- [Exercise requirements] Give the data below again, word for word.

[Figure collection entries]
>> START

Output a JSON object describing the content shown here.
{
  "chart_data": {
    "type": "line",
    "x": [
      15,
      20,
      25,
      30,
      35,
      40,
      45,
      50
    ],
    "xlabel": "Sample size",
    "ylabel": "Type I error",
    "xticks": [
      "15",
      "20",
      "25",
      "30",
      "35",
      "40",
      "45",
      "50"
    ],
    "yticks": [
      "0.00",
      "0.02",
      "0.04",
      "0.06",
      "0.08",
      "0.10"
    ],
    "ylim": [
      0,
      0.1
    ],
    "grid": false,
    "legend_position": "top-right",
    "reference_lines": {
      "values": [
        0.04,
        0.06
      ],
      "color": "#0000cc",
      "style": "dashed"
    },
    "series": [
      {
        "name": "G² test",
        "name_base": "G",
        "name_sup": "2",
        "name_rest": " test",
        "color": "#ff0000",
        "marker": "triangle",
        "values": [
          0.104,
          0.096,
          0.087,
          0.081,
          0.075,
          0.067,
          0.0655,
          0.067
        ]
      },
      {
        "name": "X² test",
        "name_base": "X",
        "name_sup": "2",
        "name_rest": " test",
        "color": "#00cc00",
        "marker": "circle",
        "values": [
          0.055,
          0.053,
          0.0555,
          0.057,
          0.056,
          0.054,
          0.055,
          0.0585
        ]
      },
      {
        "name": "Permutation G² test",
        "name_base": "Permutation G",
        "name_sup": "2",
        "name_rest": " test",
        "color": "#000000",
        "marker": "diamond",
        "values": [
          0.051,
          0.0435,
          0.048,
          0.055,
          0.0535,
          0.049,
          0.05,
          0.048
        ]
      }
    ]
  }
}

>> END

- [Problem solution]
Output a JSON object describing the content shown here.
{
  "chart_data": {
    "type": "line",
    "x": [
      15,
      20,
      25,
      30,
      35,
      40,
      45,
      50
    ],
    "xlabel": "Sample size",
    "ylabel": "Type I error",
    "xticks": [
      "15",
      "20",
      "25",
      "30",
      "35",
      "40",
      "45",
      "50"
    ],
    "yticks": [
      "0.00",
      "0.02",
      "0.04",
      "0.06",
      "0.08",
      "0.10"
    ],
    "ylim": [
      0,
      0.1
    ],
    "grid": false,
    "legend_position": "top-right",
    "reference_lines": {
      "values": [
        0.04,
        0.06
      ],
      "color": "#0000cc",
      "style": "dashed"
    },
    "series": [
      {
        "name": "G² test",
        "name_base": "G",
        "name_sup": "2",
        "name_rest": " test",
        "color": "#ff0000",
        "marker": "triangle",
        "values": [
          0.104,
          0.096,
          0.087,
          0.081,
          0.075,
          0.067,
          0.0655,
          0.067
        ]
      },
      {
        "name": "X² test",
        "name_base": "X",
        "name_sup": "2",
        "name_rest": " test",
        "color": "#00cc00",
        "marker": "circle",
        "values": [
          0.055,
          0.053,
          0.0555,
          0.057,
          0.056,
          0.054,
          0.055,
          0.0585
        ]
      },
      {
        "name": "Permutation G² test",
        "name_base": "Permutation G",
        "name_sup": "2",
        "name_rest": " test",
        "color": "#000000",
        "marker": "diamond",
        "values": [
          0.051,
          0.0435,
          0.048,
          0.055,
          0.0535,
          0.049,
          0.05,
          0.048
        ]
      }
    ]
  }
}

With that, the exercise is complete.